··· Information supplied ···

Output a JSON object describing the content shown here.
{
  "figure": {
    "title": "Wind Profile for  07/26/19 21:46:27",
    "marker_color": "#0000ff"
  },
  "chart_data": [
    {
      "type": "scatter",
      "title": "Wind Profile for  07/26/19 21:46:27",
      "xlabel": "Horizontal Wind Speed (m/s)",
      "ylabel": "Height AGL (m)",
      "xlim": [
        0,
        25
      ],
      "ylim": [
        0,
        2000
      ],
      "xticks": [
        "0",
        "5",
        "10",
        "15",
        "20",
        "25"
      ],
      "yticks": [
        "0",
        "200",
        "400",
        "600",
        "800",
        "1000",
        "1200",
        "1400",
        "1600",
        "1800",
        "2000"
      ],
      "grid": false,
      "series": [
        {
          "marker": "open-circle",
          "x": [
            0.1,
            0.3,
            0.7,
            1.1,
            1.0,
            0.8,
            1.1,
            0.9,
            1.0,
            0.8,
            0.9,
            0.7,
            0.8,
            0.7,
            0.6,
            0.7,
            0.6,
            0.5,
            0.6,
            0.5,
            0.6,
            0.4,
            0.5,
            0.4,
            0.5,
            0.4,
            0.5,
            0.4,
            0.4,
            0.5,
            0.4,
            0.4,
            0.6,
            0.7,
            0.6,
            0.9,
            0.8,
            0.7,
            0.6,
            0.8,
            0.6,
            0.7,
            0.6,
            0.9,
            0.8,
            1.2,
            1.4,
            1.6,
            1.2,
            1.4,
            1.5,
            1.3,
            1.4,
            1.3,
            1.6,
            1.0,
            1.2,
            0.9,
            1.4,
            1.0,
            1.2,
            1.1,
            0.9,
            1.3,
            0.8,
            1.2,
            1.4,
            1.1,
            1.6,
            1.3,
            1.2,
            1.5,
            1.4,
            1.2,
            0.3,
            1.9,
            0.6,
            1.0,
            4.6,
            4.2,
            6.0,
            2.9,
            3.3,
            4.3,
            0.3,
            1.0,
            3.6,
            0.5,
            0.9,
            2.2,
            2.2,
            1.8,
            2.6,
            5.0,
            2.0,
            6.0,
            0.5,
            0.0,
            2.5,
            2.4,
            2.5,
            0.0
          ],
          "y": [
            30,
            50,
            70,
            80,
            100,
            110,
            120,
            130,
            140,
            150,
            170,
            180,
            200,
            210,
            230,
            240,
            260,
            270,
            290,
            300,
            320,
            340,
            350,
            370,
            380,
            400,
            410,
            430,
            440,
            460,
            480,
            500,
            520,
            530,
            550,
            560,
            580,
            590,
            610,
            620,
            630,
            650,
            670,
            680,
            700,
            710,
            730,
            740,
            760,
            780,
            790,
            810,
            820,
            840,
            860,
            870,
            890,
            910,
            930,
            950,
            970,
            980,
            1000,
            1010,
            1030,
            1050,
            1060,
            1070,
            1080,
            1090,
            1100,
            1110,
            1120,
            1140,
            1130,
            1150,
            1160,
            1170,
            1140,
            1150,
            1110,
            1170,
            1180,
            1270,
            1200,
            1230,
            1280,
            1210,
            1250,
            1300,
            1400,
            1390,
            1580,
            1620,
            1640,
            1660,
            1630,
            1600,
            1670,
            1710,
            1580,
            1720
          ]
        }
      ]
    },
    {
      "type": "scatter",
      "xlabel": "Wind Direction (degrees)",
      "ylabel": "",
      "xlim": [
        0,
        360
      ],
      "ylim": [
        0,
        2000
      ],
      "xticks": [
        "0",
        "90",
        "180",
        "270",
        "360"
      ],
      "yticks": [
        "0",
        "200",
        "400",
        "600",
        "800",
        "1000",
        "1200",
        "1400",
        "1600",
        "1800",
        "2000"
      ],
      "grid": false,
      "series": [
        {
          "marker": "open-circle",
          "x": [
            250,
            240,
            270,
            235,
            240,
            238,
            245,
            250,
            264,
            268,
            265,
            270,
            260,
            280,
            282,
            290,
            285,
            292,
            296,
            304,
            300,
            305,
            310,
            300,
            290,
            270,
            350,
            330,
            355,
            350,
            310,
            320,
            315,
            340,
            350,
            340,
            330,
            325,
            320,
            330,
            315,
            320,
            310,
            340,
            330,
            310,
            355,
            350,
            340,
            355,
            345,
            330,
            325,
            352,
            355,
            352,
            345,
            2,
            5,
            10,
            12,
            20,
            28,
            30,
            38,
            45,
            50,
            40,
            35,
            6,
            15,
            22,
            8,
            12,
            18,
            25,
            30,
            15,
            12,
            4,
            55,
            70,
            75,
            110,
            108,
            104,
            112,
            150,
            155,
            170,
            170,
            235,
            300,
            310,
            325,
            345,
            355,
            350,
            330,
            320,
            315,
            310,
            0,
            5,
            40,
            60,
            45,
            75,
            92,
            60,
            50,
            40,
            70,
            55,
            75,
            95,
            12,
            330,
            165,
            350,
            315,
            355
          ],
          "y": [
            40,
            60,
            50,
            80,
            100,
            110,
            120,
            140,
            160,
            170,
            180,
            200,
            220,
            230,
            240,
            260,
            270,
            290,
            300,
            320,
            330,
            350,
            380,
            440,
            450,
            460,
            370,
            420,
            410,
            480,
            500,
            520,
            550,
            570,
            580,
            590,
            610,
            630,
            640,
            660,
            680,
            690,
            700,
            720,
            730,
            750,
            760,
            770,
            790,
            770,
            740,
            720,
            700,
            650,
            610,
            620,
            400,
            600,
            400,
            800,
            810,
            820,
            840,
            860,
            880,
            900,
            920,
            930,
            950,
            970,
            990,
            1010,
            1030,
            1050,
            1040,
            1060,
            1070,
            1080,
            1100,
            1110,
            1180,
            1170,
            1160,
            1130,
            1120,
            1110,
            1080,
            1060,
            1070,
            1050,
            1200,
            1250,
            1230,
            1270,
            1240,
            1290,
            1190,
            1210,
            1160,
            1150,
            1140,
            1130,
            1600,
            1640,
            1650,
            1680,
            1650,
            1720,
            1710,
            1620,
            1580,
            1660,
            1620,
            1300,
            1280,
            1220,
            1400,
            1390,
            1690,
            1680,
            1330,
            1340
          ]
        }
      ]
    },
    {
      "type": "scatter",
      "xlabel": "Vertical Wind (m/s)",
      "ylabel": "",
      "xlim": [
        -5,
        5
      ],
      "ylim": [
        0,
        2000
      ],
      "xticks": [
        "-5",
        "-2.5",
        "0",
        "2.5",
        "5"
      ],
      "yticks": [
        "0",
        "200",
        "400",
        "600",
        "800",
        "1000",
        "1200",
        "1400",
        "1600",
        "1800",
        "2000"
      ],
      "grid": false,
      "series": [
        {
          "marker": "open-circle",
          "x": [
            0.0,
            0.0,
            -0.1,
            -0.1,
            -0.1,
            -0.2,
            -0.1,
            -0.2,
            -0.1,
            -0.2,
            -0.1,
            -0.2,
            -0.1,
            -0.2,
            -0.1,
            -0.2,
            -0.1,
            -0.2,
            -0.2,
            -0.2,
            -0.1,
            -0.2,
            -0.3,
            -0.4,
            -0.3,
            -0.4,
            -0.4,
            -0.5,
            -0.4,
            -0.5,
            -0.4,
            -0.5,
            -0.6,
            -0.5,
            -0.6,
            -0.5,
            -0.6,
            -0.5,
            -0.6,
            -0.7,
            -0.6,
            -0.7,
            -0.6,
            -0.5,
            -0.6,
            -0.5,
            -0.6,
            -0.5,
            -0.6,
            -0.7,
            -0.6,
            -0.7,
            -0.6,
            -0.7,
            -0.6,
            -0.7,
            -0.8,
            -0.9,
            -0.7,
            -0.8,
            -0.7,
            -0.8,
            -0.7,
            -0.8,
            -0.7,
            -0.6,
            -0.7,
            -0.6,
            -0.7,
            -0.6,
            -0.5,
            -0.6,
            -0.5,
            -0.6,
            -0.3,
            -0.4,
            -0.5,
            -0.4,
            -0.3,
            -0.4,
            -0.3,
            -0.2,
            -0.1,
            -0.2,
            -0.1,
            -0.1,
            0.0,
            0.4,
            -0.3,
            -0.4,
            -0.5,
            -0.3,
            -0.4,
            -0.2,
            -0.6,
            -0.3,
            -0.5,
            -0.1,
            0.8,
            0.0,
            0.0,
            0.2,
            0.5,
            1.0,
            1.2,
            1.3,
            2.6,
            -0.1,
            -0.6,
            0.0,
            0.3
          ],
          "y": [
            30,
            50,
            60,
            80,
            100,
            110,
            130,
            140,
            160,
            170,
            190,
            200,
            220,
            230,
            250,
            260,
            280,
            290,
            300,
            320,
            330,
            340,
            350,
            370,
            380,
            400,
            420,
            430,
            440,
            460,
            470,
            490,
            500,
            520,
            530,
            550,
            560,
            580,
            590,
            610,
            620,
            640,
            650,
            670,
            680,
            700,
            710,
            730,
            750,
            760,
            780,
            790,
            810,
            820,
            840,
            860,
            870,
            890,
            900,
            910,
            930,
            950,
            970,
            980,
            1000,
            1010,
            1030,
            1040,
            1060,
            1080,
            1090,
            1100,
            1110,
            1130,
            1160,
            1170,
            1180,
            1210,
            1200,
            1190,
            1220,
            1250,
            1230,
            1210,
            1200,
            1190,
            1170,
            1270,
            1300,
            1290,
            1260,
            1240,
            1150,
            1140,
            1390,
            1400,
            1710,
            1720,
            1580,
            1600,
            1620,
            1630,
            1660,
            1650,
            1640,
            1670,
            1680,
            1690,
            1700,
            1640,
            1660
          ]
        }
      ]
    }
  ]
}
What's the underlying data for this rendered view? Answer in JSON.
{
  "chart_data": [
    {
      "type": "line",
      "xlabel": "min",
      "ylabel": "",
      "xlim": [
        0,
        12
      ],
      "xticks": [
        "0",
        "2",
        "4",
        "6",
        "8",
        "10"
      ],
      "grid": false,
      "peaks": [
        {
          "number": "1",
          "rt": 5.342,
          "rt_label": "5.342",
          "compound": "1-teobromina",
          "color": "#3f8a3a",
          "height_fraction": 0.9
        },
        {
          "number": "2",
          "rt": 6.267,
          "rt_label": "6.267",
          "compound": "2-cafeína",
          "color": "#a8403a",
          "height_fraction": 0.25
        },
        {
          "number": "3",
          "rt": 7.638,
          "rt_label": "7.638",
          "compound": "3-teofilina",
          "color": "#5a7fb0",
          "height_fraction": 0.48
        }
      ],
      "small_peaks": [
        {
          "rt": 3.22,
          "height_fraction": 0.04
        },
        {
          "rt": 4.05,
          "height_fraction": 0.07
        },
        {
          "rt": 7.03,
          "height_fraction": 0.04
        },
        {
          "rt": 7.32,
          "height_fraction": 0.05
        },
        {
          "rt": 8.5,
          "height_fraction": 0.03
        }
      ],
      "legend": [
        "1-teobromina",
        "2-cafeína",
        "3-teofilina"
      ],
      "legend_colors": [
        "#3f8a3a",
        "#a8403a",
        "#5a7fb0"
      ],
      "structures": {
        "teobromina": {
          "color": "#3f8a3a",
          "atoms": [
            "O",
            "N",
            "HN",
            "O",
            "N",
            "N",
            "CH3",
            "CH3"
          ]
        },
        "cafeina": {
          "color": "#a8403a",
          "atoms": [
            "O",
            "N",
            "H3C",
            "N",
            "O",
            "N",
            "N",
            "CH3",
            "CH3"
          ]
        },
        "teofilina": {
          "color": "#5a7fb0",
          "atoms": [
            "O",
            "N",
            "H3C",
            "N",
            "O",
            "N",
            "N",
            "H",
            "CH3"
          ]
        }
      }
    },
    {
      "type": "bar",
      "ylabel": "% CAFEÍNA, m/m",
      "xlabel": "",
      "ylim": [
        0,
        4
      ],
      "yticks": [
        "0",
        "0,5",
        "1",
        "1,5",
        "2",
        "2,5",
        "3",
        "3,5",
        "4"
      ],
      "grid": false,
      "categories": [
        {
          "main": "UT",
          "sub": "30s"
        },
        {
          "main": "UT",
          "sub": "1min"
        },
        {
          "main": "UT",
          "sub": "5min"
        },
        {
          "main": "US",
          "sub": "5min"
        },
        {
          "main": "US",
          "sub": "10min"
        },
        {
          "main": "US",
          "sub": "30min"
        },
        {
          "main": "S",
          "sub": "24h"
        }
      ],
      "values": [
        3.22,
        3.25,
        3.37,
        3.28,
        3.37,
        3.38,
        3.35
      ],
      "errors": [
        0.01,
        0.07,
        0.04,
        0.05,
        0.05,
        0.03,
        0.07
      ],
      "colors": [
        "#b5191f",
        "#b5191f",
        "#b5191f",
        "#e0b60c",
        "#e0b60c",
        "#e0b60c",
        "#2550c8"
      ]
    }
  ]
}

···

= Short exercise =
Only the number is wanted: how many lines above include the word "Profile"?

= Answer to the exercise =
2